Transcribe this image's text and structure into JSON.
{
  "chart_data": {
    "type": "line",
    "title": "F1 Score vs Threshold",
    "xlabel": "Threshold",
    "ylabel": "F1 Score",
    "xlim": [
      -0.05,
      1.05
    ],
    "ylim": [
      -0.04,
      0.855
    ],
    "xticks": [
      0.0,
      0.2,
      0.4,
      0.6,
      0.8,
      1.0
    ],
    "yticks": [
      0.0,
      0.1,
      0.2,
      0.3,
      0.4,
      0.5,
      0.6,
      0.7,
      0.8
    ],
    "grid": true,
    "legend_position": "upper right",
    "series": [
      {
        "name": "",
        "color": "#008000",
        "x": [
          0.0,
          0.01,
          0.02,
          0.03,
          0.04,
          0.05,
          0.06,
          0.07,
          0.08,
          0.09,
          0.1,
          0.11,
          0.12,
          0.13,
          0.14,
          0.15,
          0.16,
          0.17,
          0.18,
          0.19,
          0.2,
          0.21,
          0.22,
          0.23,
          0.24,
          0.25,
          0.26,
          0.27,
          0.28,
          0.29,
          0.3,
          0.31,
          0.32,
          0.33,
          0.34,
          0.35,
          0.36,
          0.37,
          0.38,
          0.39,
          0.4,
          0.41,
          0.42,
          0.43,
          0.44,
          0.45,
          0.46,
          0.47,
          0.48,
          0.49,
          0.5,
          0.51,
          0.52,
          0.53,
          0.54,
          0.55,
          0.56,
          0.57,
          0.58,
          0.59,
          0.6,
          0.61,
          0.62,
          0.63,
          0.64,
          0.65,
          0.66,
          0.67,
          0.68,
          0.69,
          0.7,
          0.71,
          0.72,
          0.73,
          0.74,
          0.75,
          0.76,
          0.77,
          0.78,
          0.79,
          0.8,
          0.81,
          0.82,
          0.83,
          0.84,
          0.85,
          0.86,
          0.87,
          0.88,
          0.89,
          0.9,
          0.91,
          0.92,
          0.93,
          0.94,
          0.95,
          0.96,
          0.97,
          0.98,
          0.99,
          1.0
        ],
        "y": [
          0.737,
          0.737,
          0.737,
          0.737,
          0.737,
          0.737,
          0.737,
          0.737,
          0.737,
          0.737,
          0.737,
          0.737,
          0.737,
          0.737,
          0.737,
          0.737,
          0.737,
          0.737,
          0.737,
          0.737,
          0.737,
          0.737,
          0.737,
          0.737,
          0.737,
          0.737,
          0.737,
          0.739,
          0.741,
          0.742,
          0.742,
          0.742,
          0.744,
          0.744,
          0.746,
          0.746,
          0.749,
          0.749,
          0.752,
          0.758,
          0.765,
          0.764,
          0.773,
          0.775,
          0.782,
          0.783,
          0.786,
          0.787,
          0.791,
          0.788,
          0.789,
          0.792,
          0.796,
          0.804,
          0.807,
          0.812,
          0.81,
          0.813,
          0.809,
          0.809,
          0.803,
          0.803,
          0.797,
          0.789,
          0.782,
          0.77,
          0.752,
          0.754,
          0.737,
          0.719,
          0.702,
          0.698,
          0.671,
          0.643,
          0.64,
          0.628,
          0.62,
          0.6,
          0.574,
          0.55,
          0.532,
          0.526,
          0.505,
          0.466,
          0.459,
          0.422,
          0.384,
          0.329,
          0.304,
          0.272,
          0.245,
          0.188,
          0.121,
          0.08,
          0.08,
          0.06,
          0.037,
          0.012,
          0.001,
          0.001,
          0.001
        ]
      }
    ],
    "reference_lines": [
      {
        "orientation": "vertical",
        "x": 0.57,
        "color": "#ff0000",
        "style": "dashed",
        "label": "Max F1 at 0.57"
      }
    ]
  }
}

• _Required work_:
Of the lines in the records, determine how many contain the word "Score", and report that number alone.

• _Result_:
2